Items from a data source
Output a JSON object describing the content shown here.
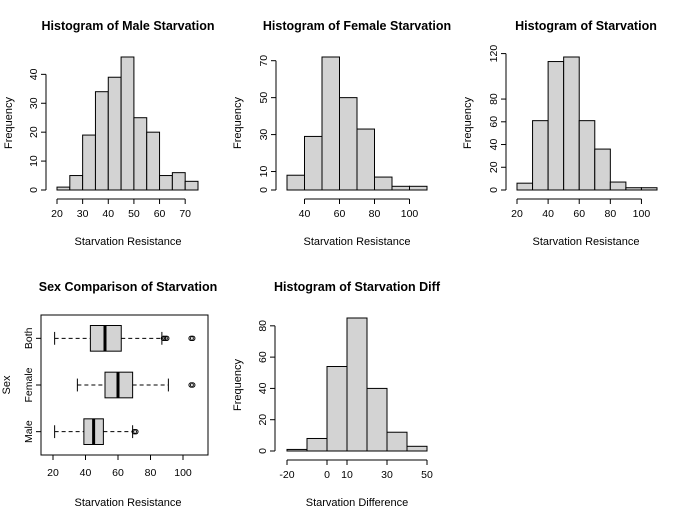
{
  "chart_data": [
    {
      "type": "bar",
      "title": "Histogram of Male Starvation",
      "xlabel": "Starvation Resistance",
      "ylabel": "Frequency",
      "bin_edges": [
        20,
        25,
        30,
        35,
        40,
        45,
        50,
        55,
        60,
        65,
        70,
        75
      ],
      "values": [
        1,
        5,
        19,
        34,
        39,
        46,
        25,
        20,
        5,
        6,
        3
      ],
      "xticks": [
        20,
        30,
        40,
        50,
        60,
        70
      ],
      "yticks": [
        0,
        10,
        20,
        30,
        40
      ],
      "xlim": [
        20,
        75
      ],
      "ylim": [
        0,
        46
      ],
      "bar_color": "#d3d3d3"
    },
    {
      "type": "bar",
      "title": "Histogram of Female Starvation",
      "xlabel": "Starvation Resistance",
      "ylabel": "Frequency",
      "bin_edges": [
        30,
        40,
        50,
        60,
        70,
        80,
        90,
        100,
        110
      ],
      "values": [
        8,
        29,
        72,
        50,
        33,
        7,
        2,
        2
      ],
      "xticks": [
        40,
        60,
        80,
        100
      ],
      "yticks": [
        0,
        10,
        30,
        50,
        70
      ],
      "xlim": [
        30,
        110
      ],
      "ylim": [
        0,
        72
      ],
      "bar_color": "#d3d3d3"
    },
    {
      "type": "bar",
      "title": "Histogram of Starvation",
      "xlabel": "Starvation Resistance",
      "ylabel": "Frequency",
      "bin_edges": [
        20,
        30,
        40,
        50,
        60,
        70,
        80,
        90,
        100,
        110
      ],
      "values": [
        6,
        61,
        113,
        117,
        61,
        36,
        7,
        2,
        2
      ],
      "xticks": [
        20,
        40,
        60,
        80,
        100
      ],
      "yticks": [
        0,
        20,
        40,
        60,
        80,
        120
      ],
      "xlim": [
        20,
        110
      ],
      "ylim": [
        0,
        117
      ],
      "bar_color": "#d3d3d3"
    },
    {
      "type": "boxplot",
      "title": "Sex Comparison of Starvation",
      "xlabel": "Starvation Resistance",
      "ylabel": "Sex",
      "xticks": [
        20,
        40,
        60,
        80,
        100
      ],
      "xlim": [
        20,
        108
      ],
      "groups": [
        {
          "name": "Male",
          "whisker_low": 21,
          "q1": 39,
          "median": 45,
          "q3": 51,
          "whisker_high": 69,
          "outliers": [
            70,
            71
          ]
        },
        {
          "name": "Female",
          "whisker_low": 35,
          "q1": 52,
          "median": 60,
          "q3": 69,
          "whisker_high": 91,
          "outliers": [
            105,
            106
          ]
        },
        {
          "name": "Both",
          "whisker_low": 21,
          "q1": 43,
          "median": 52,
          "q3": 62,
          "whisker_high": 87,
          "outliers": [
            88,
            89,
            90,
            105,
            106
          ]
        }
      ],
      "box_color": "#d3d3d3"
    },
    {
      "type": "bar",
      "title": "Histogram of Starvation Diff",
      "xlabel": "Starvation Difference",
      "ylabel": "Frequency",
      "bin_edges": [
        -20,
        -10,
        0,
        10,
        20,
        30,
        40,
        50
      ],
      "values": [
        1,
        8,
        54,
        85,
        40,
        12,
        3
      ],
      "xticks": [
        -20,
        0,
        10,
        30,
        50
      ],
      "yticks": [
        0,
        20,
        40,
        60,
        80
      ],
      "xlim": [
        -20,
        50
      ],
      "ylim": [
        0,
        85
      ],
      "bar_color": "#d3d3d3"
    }
  ]
}
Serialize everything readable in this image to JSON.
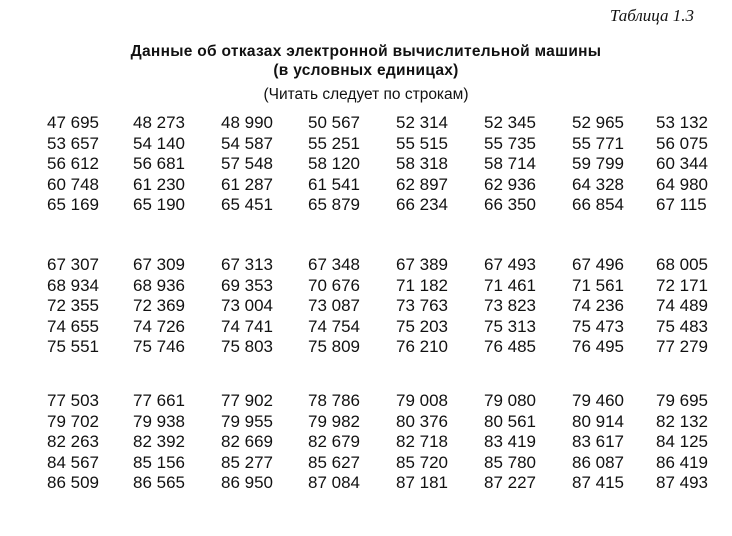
{
  "table_label": "Таблица 1.3",
  "title": {
    "line1": "Данные об отказах электронной вычислительной машины",
    "line2": "(в условных единицах)"
  },
  "note": "(Читать следует по строкам)",
  "blocks": [
    [
      [
        "47 695",
        "48 273",
        "48 990",
        "50 567",
        "52 314",
        "52 345",
        "52 965",
        "53 132"
      ],
      [
        "53 657",
        "54 140",
        "54 587",
        "55 251",
        "55 515",
        "55 735",
        "55 771",
        "56 075"
      ],
      [
        "56 612",
        "56 681",
        "57 548",
        "58 120",
        "58 318",
        "58 714",
        "59 799",
        "60 344"
      ],
      [
        "60 748",
        "61 230",
        "61 287",
        "61 541",
        "62 897",
        "62 936",
        "64 328",
        "64 980"
      ],
      [
        "65 169",
        "65 190",
        "65 451",
        "65 879",
        "66 234",
        "66 350",
        "66 854",
        "67 115"
      ]
    ],
    [
      [
        "67 307",
        "67 309",
        "67 313",
        "67 348",
        "67 389",
        "67 493",
        "67 496",
        "68 005"
      ],
      [
        "68 934",
        "68 936",
        "69 353",
        "70 676",
        "71 182",
        "71 461",
        "71 561",
        "72 171"
      ],
      [
        "72 355",
        "72 369",
        "73 004",
        "73 087",
        "73 763",
        "73 823",
        "74 236",
        "74 489"
      ],
      [
        "74 655",
        "74 726",
        "74 741",
        "74 754",
        "75 203",
        "75 313",
        "75 473",
        "75 483"
      ],
      [
        "75 551",
        "75 746",
        "75 803",
        "75 809",
        "76 210",
        "76 485",
        "76 495",
        "77 279"
      ]
    ],
    [
      [
        "77 503",
        "77 661",
        "77 902",
        "78 786",
        "79 008",
        "79 080",
        "79 460",
        "79 695"
      ],
      [
        "79 702",
        "79 938",
        "79 955",
        "79 982",
        "80 376",
        "80 561",
        "80 914",
        "82 132"
      ],
      [
        "82 263",
        "82 392",
        "82 669",
        "82 679",
        "82 718",
        "83 419",
        "83 617",
        "84 125"
      ],
      [
        "84 567",
        "85 156",
        "85 277",
        "85 627",
        "85 720",
        "85 780",
        "86 087",
        "86 419"
      ],
      [
        "86 509",
        "86 565",
        "86 950",
        "87 084",
        "87 181",
        "87 227",
        "87 415",
        "87 493"
      ]
    ]
  ]
}
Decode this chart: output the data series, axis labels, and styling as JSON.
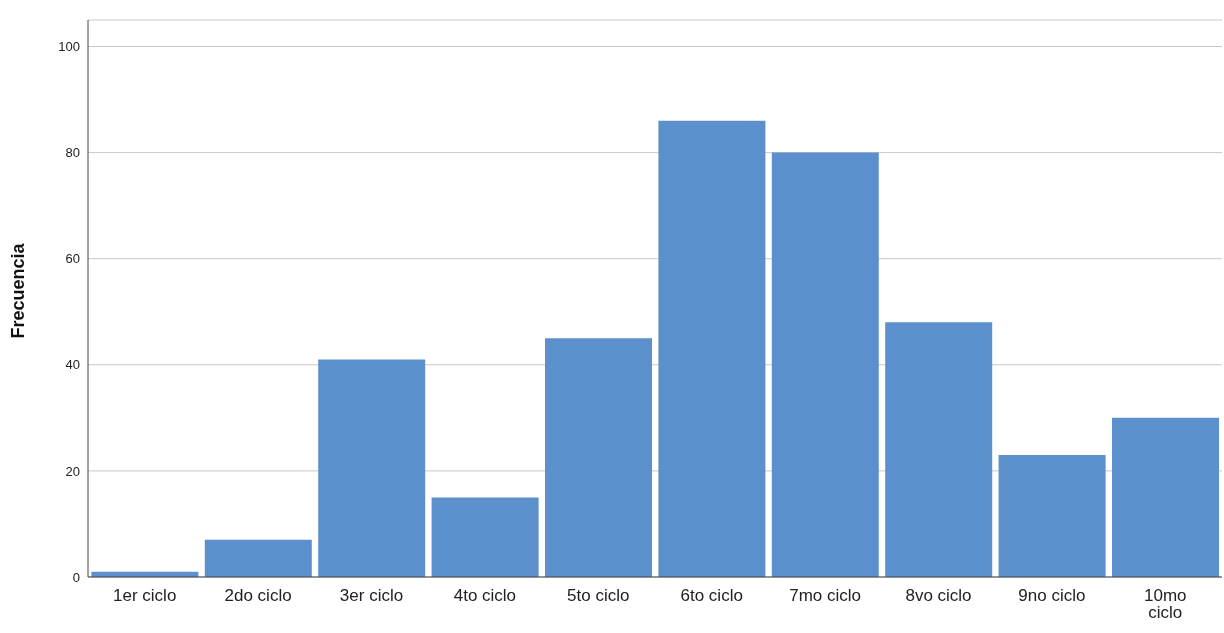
{
  "chart_data": {
    "type": "bar",
    "ylabel": "Frecuencia",
    "categories": [
      "1er ciclo",
      "2do ciclo",
      "3er ciclo",
      "4to ciclo",
      "5to ciclo",
      "6to ciclo",
      "7mo ciclo",
      "8vo ciclo",
      "9no ciclo",
      "10mo ciclo"
    ],
    "values": [
      1,
      7,
      41,
      15,
      45,
      86,
      80,
      48,
      23,
      30
    ],
    "color": "#5b90cc",
    "ylim": [
      0,
      105
    ],
    "yticks": [
      0,
      20,
      40,
      60,
      80,
      100
    ],
    "grid": "y",
    "legend": false
  }
}
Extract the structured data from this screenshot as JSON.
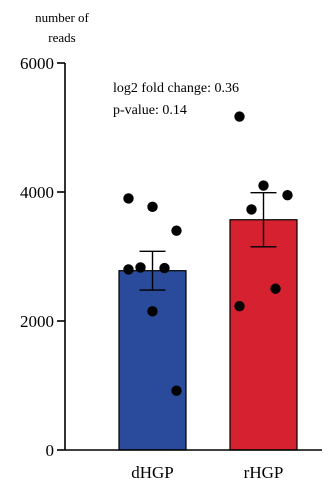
{
  "chart_data": {
    "type": "bar",
    "ylabel": "number of\nreads",
    "ylim": [
      0,
      6000
    ],
    "yticks": [
      0,
      2000,
      4000,
      6000
    ],
    "categories": [
      "dHGP",
      "rHGP"
    ],
    "values": [
      2780,
      3570
    ],
    "error": [
      300,
      420
    ],
    "colors": [
      "#2A4B9B",
      "#D62230"
    ],
    "points": [
      [
        3900,
        3770,
        3400,
        2830,
        2820,
        2800,
        2150,
        920
      ],
      [
        5170,
        4100,
        3950,
        3730,
        2500,
        2230
      ]
    ],
    "annotations": [
      "log2 fold change: 0.36",
      "p-value: 0.14"
    ]
  }
}
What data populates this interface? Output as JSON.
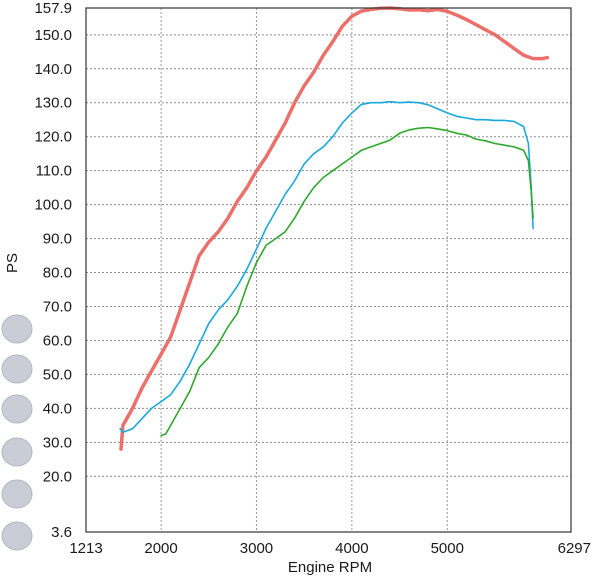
{
  "chart_data": {
    "type": "line",
    "title": "",
    "xlabel": "Engine RPM",
    "ylabel": "PS",
    "xlim": [
      1213,
      6297
    ],
    "ylim": [
      3.6,
      157.9
    ],
    "x_ticks": [
      {
        "value": 1213,
        "label": "1213"
      },
      {
        "value": 2000,
        "label": "2000"
      },
      {
        "value": 3000,
        "label": "3000"
      },
      {
        "value": 4000,
        "label": "4000"
      },
      {
        "value": 5000,
        "label": "5000"
      },
      {
        "value": 6297,
        "label": "6297"
      }
    ],
    "y_ticks": [
      {
        "value": 157.9,
        "label": "157.9"
      },
      {
        "value": 150.0,
        "label": "150.0"
      },
      {
        "value": 140.0,
        "label": "140.0"
      },
      {
        "value": 130.0,
        "label": "130.0"
      },
      {
        "value": 120.0,
        "label": "120.0"
      },
      {
        "value": 110.0,
        "label": "110.0"
      },
      {
        "value": 100.0,
        "label": "100.0"
      },
      {
        "value": 90.0,
        "label": "90.0"
      },
      {
        "value": 80.0,
        "label": "80.0"
      },
      {
        "value": 70.0,
        "label": "70.0"
      },
      {
        "value": 60.0,
        "label": "60.0"
      },
      {
        "value": 50.0,
        "label": "50.0"
      },
      {
        "value": 40.0,
        "label": "40.0"
      },
      {
        "value": 30.0,
        "label": "30.0"
      },
      {
        "value": 20.0,
        "label": "20.0"
      },
      {
        "value": 3.6,
        "label": "3.6"
      }
    ],
    "grid": true,
    "series": [
      {
        "color": "#ec6f6a",
        "stroke_width": 3.5,
        "points": [
          [
            1580,
            28
          ],
          [
            1600,
            35
          ],
          [
            1700,
            40
          ],
          [
            1800,
            46
          ],
          [
            1900,
            51
          ],
          [
            2000,
            56
          ],
          [
            2100,
            61
          ],
          [
            2200,
            69
          ],
          [
            2300,
            77
          ],
          [
            2400,
            85
          ],
          [
            2500,
            89
          ],
          [
            2600,
            92
          ],
          [
            2700,
            96
          ],
          [
            2800,
            101
          ],
          [
            2900,
            105
          ],
          [
            3000,
            110
          ],
          [
            3100,
            114
          ],
          [
            3200,
            119
          ],
          [
            3300,
            124
          ],
          [
            3400,
            130
          ],
          [
            3500,
            135
          ],
          [
            3600,
            139
          ],
          [
            3700,
            144
          ],
          [
            3800,
            148
          ],
          [
            3900,
            152.5
          ],
          [
            4000,
            155.5
          ],
          [
            4100,
            157
          ],
          [
            4200,
            157.5
          ],
          [
            4300,
            157.8
          ],
          [
            4400,
            157.9
          ],
          [
            4500,
            157.7
          ],
          [
            4600,
            157.3
          ],
          [
            4700,
            157.4
          ],
          [
            4800,
            157.1
          ],
          [
            4900,
            157.5
          ],
          [
            5000,
            156.9
          ],
          [
            5100,
            155.8
          ],
          [
            5200,
            154.5
          ],
          [
            5300,
            153
          ],
          [
            5400,
            151.5
          ],
          [
            5500,
            150
          ],
          [
            5600,
            148
          ],
          [
            5700,
            146
          ],
          [
            5800,
            144
          ],
          [
            5900,
            143
          ],
          [
            6000,
            143
          ],
          [
            6050,
            143.3
          ]
        ]
      },
      {
        "color": "#1aa9dd",
        "stroke_width": 1.6,
        "points": [
          [
            1570,
            34
          ],
          [
            1600,
            33
          ],
          [
            1700,
            34
          ],
          [
            1800,
            37
          ],
          [
            1900,
            40
          ],
          [
            2000,
            42
          ],
          [
            2100,
            44
          ],
          [
            2200,
            48
          ],
          [
            2300,
            53
          ],
          [
            2400,
            59
          ],
          [
            2500,
            65
          ],
          [
            2600,
            69
          ],
          [
            2700,
            72
          ],
          [
            2800,
            76
          ],
          [
            2900,
            81
          ],
          [
            3000,
            87
          ],
          [
            3100,
            93
          ],
          [
            3200,
            98
          ],
          [
            3300,
            103
          ],
          [
            3400,
            107
          ],
          [
            3500,
            112
          ],
          [
            3600,
            115
          ],
          [
            3700,
            117
          ],
          [
            3800,
            120
          ],
          [
            3900,
            124
          ],
          [
            4000,
            127
          ],
          [
            4100,
            129.5
          ],
          [
            4200,
            130
          ],
          [
            4300,
            130
          ],
          [
            4400,
            130.3
          ],
          [
            4500,
            130
          ],
          [
            4600,
            130.2
          ],
          [
            4700,
            130
          ],
          [
            4800,
            129.4
          ],
          [
            4900,
            128.2
          ],
          [
            5000,
            127
          ],
          [
            5100,
            126
          ],
          [
            5200,
            125.5
          ],
          [
            5300,
            125
          ],
          [
            5400,
            125
          ],
          [
            5500,
            124.8
          ],
          [
            5600,
            124.8
          ],
          [
            5700,
            124.5
          ],
          [
            5800,
            123
          ],
          [
            5850,
            118
          ],
          [
            5880,
            105
          ],
          [
            5900,
            93
          ]
        ]
      },
      {
        "color": "#2ea82e",
        "stroke_width": 1.6,
        "points": [
          [
            2000,
            32
          ],
          [
            2050,
            32.5
          ],
          [
            2100,
            35
          ],
          [
            2200,
            40
          ],
          [
            2300,
            45
          ],
          [
            2400,
            52
          ],
          [
            2500,
            55
          ],
          [
            2600,
            59
          ],
          [
            2700,
            64
          ],
          [
            2800,
            68
          ],
          [
            2900,
            76
          ],
          [
            3000,
            83
          ],
          [
            3100,
            88
          ],
          [
            3200,
            90
          ],
          [
            3300,
            92
          ],
          [
            3400,
            96
          ],
          [
            3500,
            101
          ],
          [
            3600,
            105
          ],
          [
            3700,
            108
          ],
          [
            3800,
            110
          ],
          [
            3900,
            112
          ],
          [
            4000,
            114
          ],
          [
            4100,
            116
          ],
          [
            4200,
            117
          ],
          [
            4300,
            118
          ],
          [
            4400,
            119
          ],
          [
            4500,
            121
          ],
          [
            4600,
            122
          ],
          [
            4700,
            122.5
          ],
          [
            4800,
            122.7
          ],
          [
            4900,
            122.3
          ],
          [
            5000,
            121.8
          ],
          [
            5100,
            121
          ],
          [
            5200,
            120.5
          ],
          [
            5300,
            119.3
          ],
          [
            5400,
            118.8
          ],
          [
            5500,
            118
          ],
          [
            5600,
            117.5
          ],
          [
            5700,
            117
          ],
          [
            5800,
            116
          ],
          [
            5850,
            113
          ],
          [
            5880,
            104
          ],
          [
            5900,
            96
          ]
        ]
      }
    ]
  }
}
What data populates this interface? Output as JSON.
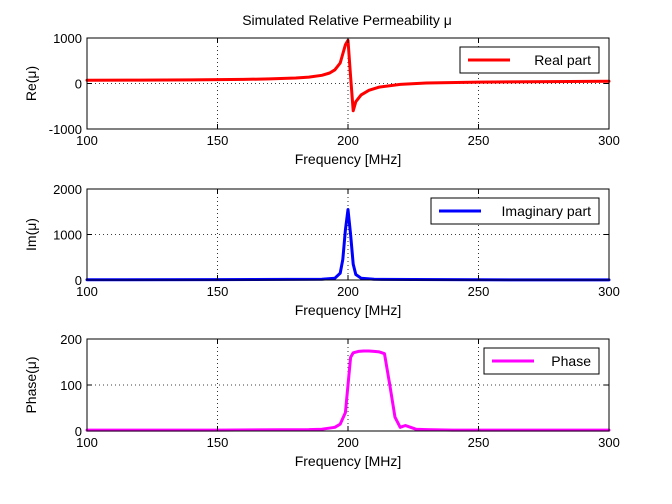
{
  "figure": {
    "title": "Simulated Relative Permeability μ"
  },
  "chart_data": [
    {
      "type": "line",
      "xlabel": "Frequency [MHz]",
      "ylabel": "Re(μ)",
      "xlim": [
        100,
        300
      ],
      "ylim": [
        -1000,
        1000
      ],
      "xticks": [
        100,
        150,
        200,
        250,
        300
      ],
      "yticks": [
        -1000,
        0,
        1000
      ],
      "grid": true,
      "legend_position": "top-right",
      "series": [
        {
          "name": "Real part",
          "color": "#ff0000",
          "x": [
            100,
            120,
            140,
            160,
            170,
            180,
            185,
            190,
            193,
            195,
            197,
            198,
            199,
            200,
            201,
            202,
            203,
            205,
            208,
            212,
            220,
            230,
            250,
            270,
            300
          ],
          "y": [
            70,
            75,
            80,
            90,
            100,
            120,
            140,
            180,
            230,
            300,
            450,
            650,
            850,
            950,
            150,
            -600,
            -400,
            -250,
            -150,
            -80,
            -20,
            10,
            30,
            40,
            50
          ]
        }
      ]
    },
    {
      "type": "line",
      "xlabel": "Frequency [MHz]",
      "ylabel": "Im(μ)",
      "xlim": [
        100,
        300
      ],
      "ylim": [
        0,
        2000
      ],
      "xticks": [
        100,
        150,
        200,
        250,
        300
      ],
      "yticks": [
        0,
        1000,
        2000
      ],
      "grid": true,
      "legend_position": "top-right",
      "series": [
        {
          "name": "Imaginary part",
          "color": "#0000ff",
          "x": [
            100,
            150,
            190,
            195,
            197,
            198,
            199,
            200,
            201,
            202,
            203,
            205,
            210,
            250,
            300
          ],
          "y": [
            5,
            8,
            15,
            40,
            150,
            450,
            1100,
            1550,
            1000,
            350,
            120,
            40,
            15,
            5,
            3
          ]
        }
      ]
    },
    {
      "type": "line",
      "xlabel": "Frequency [MHz]",
      "ylabel": "Phase(μ)",
      "xlim": [
        100,
        300
      ],
      "ylim": [
        0,
        200
      ],
      "xticks": [
        100,
        150,
        200,
        250,
        300
      ],
      "yticks": [
        0,
        100,
        200
      ],
      "grid": true,
      "legend_position": "top-right",
      "series": [
        {
          "name": "Phase",
          "color": "#ff00ff",
          "x": [
            100,
            150,
            185,
            190,
            195,
            197,
            199,
            200,
            201,
            202,
            204,
            206,
            208,
            210,
            212,
            214,
            216,
            218,
            220,
            222,
            224,
            226,
            230,
            240,
            250,
            300
          ],
          "y": [
            2,
            2,
            3,
            4,
            8,
            15,
            40,
            100,
            160,
            170,
            173,
            174,
            174,
            173,
            172,
            168,
            100,
            30,
            8,
            12,
            8,
            4,
            3,
            2,
            2,
            2
          ]
        }
      ]
    }
  ]
}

What to produce
Check every line for "this" and show the ones that have it.

Finished exercise
Serialize everything readable in this image to JSON.
Decode this chart: output the data series, axis labels, and styling as JSON.
Extract the structured data from this screenshot as JSON.
What data populates this interface? Output as JSON.
What data populates this interface? Output as JSON.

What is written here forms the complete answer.